**Problem requirements**. Look through the records below and collect all lines that hold the string "label".

**The data**.
--*--
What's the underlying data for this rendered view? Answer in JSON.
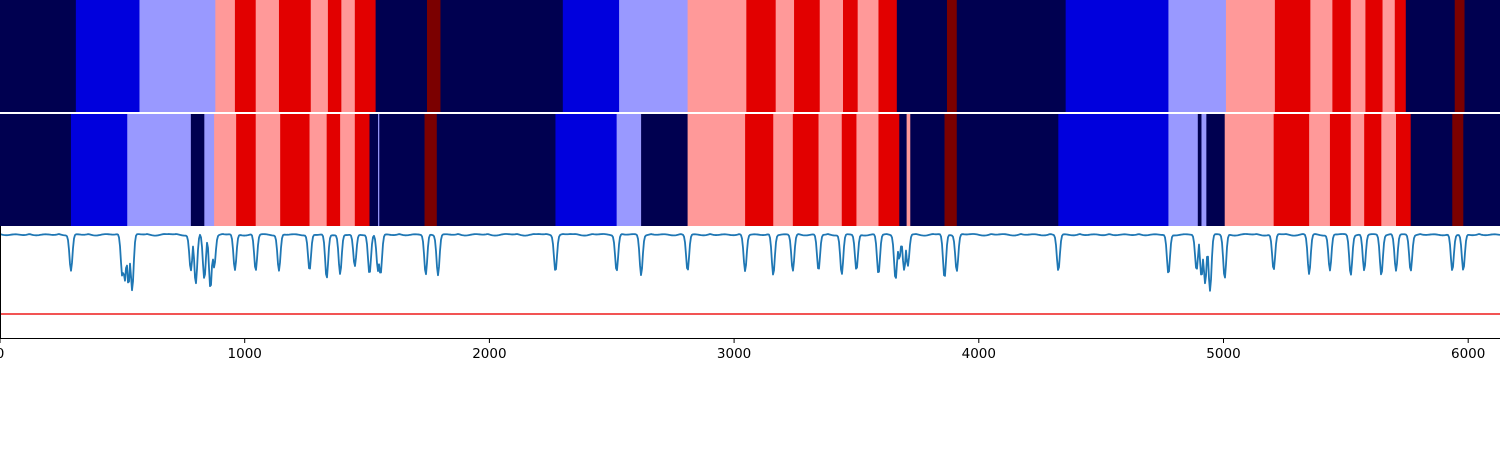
{
  "chart_data": {
    "type": "heatmap",
    "xlim": [
      0,
      6130
    ],
    "x_ticks": [
      {
        "value": 0,
        "label": "0"
      },
      {
        "value": 1000,
        "label": "1000"
      },
      {
        "value": 2000,
        "label": "2000"
      },
      {
        "value": 3000,
        "label": "3000"
      },
      {
        "value": 4000,
        "label": "4000"
      },
      {
        "value": 5000,
        "label": "5000"
      },
      {
        "value": 6000,
        "label": "6000"
      }
    ],
    "state_colors": {
      "dark_navy": "#000050",
      "blue": "#0000dd",
      "light_blue": "#9999ff",
      "light_red": "#ff9999",
      "red": "#e20000",
      "dark_red": "#7b0000"
    },
    "segmentation_rows": [
      {
        "segments": [
          {
            "start": 0,
            "end": 310,
            "state": "dark_navy"
          },
          {
            "start": 310,
            "end": 570,
            "state": "blue"
          },
          {
            "start": 570,
            "end": 880,
            "state": "light_blue"
          },
          {
            "start": 880,
            "end": 960,
            "state": "light_red"
          },
          {
            "start": 960,
            "end": 1045,
            "state": "red"
          },
          {
            "start": 1045,
            "end": 1140,
            "state": "light_red"
          },
          {
            "start": 1140,
            "end": 1270,
            "state": "red"
          },
          {
            "start": 1270,
            "end": 1340,
            "state": "light_red"
          },
          {
            "start": 1340,
            "end": 1395,
            "state": "red"
          },
          {
            "start": 1395,
            "end": 1450,
            "state": "light_red"
          },
          {
            "start": 1450,
            "end": 1535,
            "state": "red"
          },
          {
            "start": 1535,
            "end": 1745,
            "state": "dark_navy"
          },
          {
            "start": 1745,
            "end": 1800,
            "state": "dark_red"
          },
          {
            "start": 1800,
            "end": 2300,
            "state": "dark_navy"
          },
          {
            "start": 2300,
            "end": 2530,
            "state": "blue"
          },
          {
            "start": 2530,
            "end": 2810,
            "state": "light_blue"
          },
          {
            "start": 2810,
            "end": 3050,
            "state": "light_red"
          },
          {
            "start": 3050,
            "end": 3170,
            "state": "red"
          },
          {
            "start": 3170,
            "end": 3245,
            "state": "light_red"
          },
          {
            "start": 3245,
            "end": 3350,
            "state": "red"
          },
          {
            "start": 3350,
            "end": 3445,
            "state": "light_red"
          },
          {
            "start": 3445,
            "end": 3505,
            "state": "red"
          },
          {
            "start": 3505,
            "end": 3590,
            "state": "light_red"
          },
          {
            "start": 3590,
            "end": 3665,
            "state": "red"
          },
          {
            "start": 3665,
            "end": 3870,
            "state": "dark_navy"
          },
          {
            "start": 3870,
            "end": 3910,
            "state": "dark_red"
          },
          {
            "start": 3910,
            "end": 4355,
            "state": "dark_navy"
          },
          {
            "start": 4355,
            "end": 4775,
            "state": "blue"
          },
          {
            "start": 4775,
            "end": 5010,
            "state": "light_blue"
          },
          {
            "start": 5010,
            "end": 5210,
            "state": "light_red"
          },
          {
            "start": 5210,
            "end": 5355,
            "state": "red"
          },
          {
            "start": 5355,
            "end": 5445,
            "state": "light_red"
          },
          {
            "start": 5445,
            "end": 5520,
            "state": "red"
          },
          {
            "start": 5520,
            "end": 5580,
            "state": "light_red"
          },
          {
            "start": 5580,
            "end": 5650,
            "state": "red"
          },
          {
            "start": 5650,
            "end": 5700,
            "state": "light_red"
          },
          {
            "start": 5700,
            "end": 5745,
            "state": "red"
          },
          {
            "start": 5745,
            "end": 5945,
            "state": "dark_navy"
          },
          {
            "start": 5945,
            "end": 5985,
            "state": "dark_red"
          },
          {
            "start": 5985,
            "end": 6130,
            "state": "dark_navy"
          }
        ]
      },
      {
        "segments": [
          {
            "start": 0,
            "end": 290,
            "state": "dark_navy"
          },
          {
            "start": 290,
            "end": 520,
            "state": "blue"
          },
          {
            "start": 520,
            "end": 780,
            "state": "light_blue"
          },
          {
            "start": 780,
            "end": 835,
            "state": "dark_navy"
          },
          {
            "start": 835,
            "end": 875,
            "state": "light_blue"
          },
          {
            "start": 875,
            "end": 965,
            "state": "light_red"
          },
          {
            "start": 965,
            "end": 1045,
            "state": "red"
          },
          {
            "start": 1045,
            "end": 1145,
            "state": "light_red"
          },
          {
            "start": 1145,
            "end": 1265,
            "state": "red"
          },
          {
            "start": 1265,
            "end": 1335,
            "state": "light_red"
          },
          {
            "start": 1335,
            "end": 1390,
            "state": "red"
          },
          {
            "start": 1390,
            "end": 1450,
            "state": "light_red"
          },
          {
            "start": 1450,
            "end": 1510,
            "state": "red"
          },
          {
            "start": 1510,
            "end": 1545,
            "state": "dark_navy"
          },
          {
            "start": 1545,
            "end": 1550,
            "state": "light_blue"
          },
          {
            "start": 1550,
            "end": 1735,
            "state": "dark_navy"
          },
          {
            "start": 1735,
            "end": 1785,
            "state": "dark_red"
          },
          {
            "start": 1785,
            "end": 2270,
            "state": "dark_navy"
          },
          {
            "start": 2270,
            "end": 2520,
            "state": "blue"
          },
          {
            "start": 2520,
            "end": 2620,
            "state": "light_blue"
          },
          {
            "start": 2620,
            "end": 2810,
            "state": "dark_navy"
          },
          {
            "start": 2810,
            "end": 3045,
            "state": "light_red"
          },
          {
            "start": 3045,
            "end": 3160,
            "state": "red"
          },
          {
            "start": 3160,
            "end": 3240,
            "state": "light_red"
          },
          {
            "start": 3240,
            "end": 3345,
            "state": "red"
          },
          {
            "start": 3345,
            "end": 3440,
            "state": "light_red"
          },
          {
            "start": 3440,
            "end": 3500,
            "state": "red"
          },
          {
            "start": 3500,
            "end": 3590,
            "state": "light_red"
          },
          {
            "start": 3590,
            "end": 3675,
            "state": "red"
          },
          {
            "start": 3675,
            "end": 3705,
            "state": "dark_navy"
          },
          {
            "start": 3705,
            "end": 3720,
            "state": "light_red"
          },
          {
            "start": 3720,
            "end": 3860,
            "state": "dark_navy"
          },
          {
            "start": 3860,
            "end": 3910,
            "state": "dark_red"
          },
          {
            "start": 3910,
            "end": 4325,
            "state": "dark_navy"
          },
          {
            "start": 4325,
            "end": 4775,
            "state": "blue"
          },
          {
            "start": 4775,
            "end": 4895,
            "state": "light_blue"
          },
          {
            "start": 4895,
            "end": 4910,
            "state": "dark_navy"
          },
          {
            "start": 4910,
            "end": 4930,
            "state": "light_blue"
          },
          {
            "start": 4930,
            "end": 5005,
            "state": "dark_navy"
          },
          {
            "start": 5005,
            "end": 5205,
            "state": "light_red"
          },
          {
            "start": 5205,
            "end": 5350,
            "state": "red"
          },
          {
            "start": 5350,
            "end": 5435,
            "state": "light_red"
          },
          {
            "start": 5435,
            "end": 5520,
            "state": "red"
          },
          {
            "start": 5520,
            "end": 5575,
            "state": "light_red"
          },
          {
            "start": 5575,
            "end": 5645,
            "state": "red"
          },
          {
            "start": 5645,
            "end": 5705,
            "state": "light_red"
          },
          {
            "start": 5705,
            "end": 5765,
            "state": "red"
          },
          {
            "start": 5765,
            "end": 5935,
            "state": "dark_navy"
          },
          {
            "start": 5935,
            "end": 5980,
            "state": "dark_red"
          },
          {
            "start": 5980,
            "end": 6130,
            "state": "dark_navy"
          }
        ]
      }
    ],
    "signal": {
      "color": "#1f77b4",
      "baseline": 1.0,
      "ylim": [
        -0.3,
        1.1
      ],
      "dips": [
        [
          290,
          0.55
        ],
        [
          500,
          0.48
        ],
        [
          510,
          0.43
        ],
        [
          525,
          0.38
        ],
        [
          540,
          0.3
        ],
        [
          780,
          0.55
        ],
        [
          800,
          0.38
        ],
        [
          835,
          0.44
        ],
        [
          860,
          0.33
        ],
        [
          875,
          0.6
        ],
        [
          960,
          0.55
        ],
        [
          1045,
          0.55
        ],
        [
          1140,
          0.55
        ],
        [
          1265,
          0.55
        ],
        [
          1335,
          0.45
        ],
        [
          1390,
          0.5
        ],
        [
          1450,
          0.6
        ],
        [
          1510,
          0.5
        ],
        [
          1545,
          0.55
        ],
        [
          1555,
          0.5
        ],
        [
          1740,
          0.5
        ],
        [
          1790,
          0.5
        ],
        [
          2270,
          0.55
        ],
        [
          2520,
          0.55
        ],
        [
          2620,
          0.5
        ],
        [
          2810,
          0.55
        ],
        [
          3045,
          0.55
        ],
        [
          3160,
          0.5
        ],
        [
          3240,
          0.55
        ],
        [
          3345,
          0.55
        ],
        [
          3440,
          0.5
        ],
        [
          3500,
          0.55
        ],
        [
          3590,
          0.5
        ],
        [
          3660,
          0.45
        ],
        [
          3675,
          0.7
        ],
        [
          3695,
          0.55
        ],
        [
          3710,
          0.6
        ],
        [
          3860,
          0.45
        ],
        [
          3910,
          0.55
        ],
        [
          4325,
          0.55
        ],
        [
          4775,
          0.5
        ],
        [
          4890,
          0.55
        ],
        [
          4910,
          0.48
        ],
        [
          4925,
          0.4
        ],
        [
          4945,
          0.3
        ],
        [
          5005,
          0.45
        ],
        [
          5205,
          0.55
        ],
        [
          5350,
          0.5
        ],
        [
          5435,
          0.55
        ],
        [
          5520,
          0.5
        ],
        [
          5575,
          0.55
        ],
        [
          5645,
          0.5
        ],
        [
          5705,
          0.55
        ],
        [
          5765,
          0.55
        ],
        [
          5935,
          0.55
        ],
        [
          5980,
          0.55
        ]
      ]
    },
    "threshold": {
      "value": 0.0,
      "color": "#ee1c1c"
    }
  }
}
--*--
**Exercise result**.
        "label": "0"
        "label": "1000"
        "label": "2000"
        "label": "3000"
        "label": "4000"
        "label": "5000"
        "label": "6000"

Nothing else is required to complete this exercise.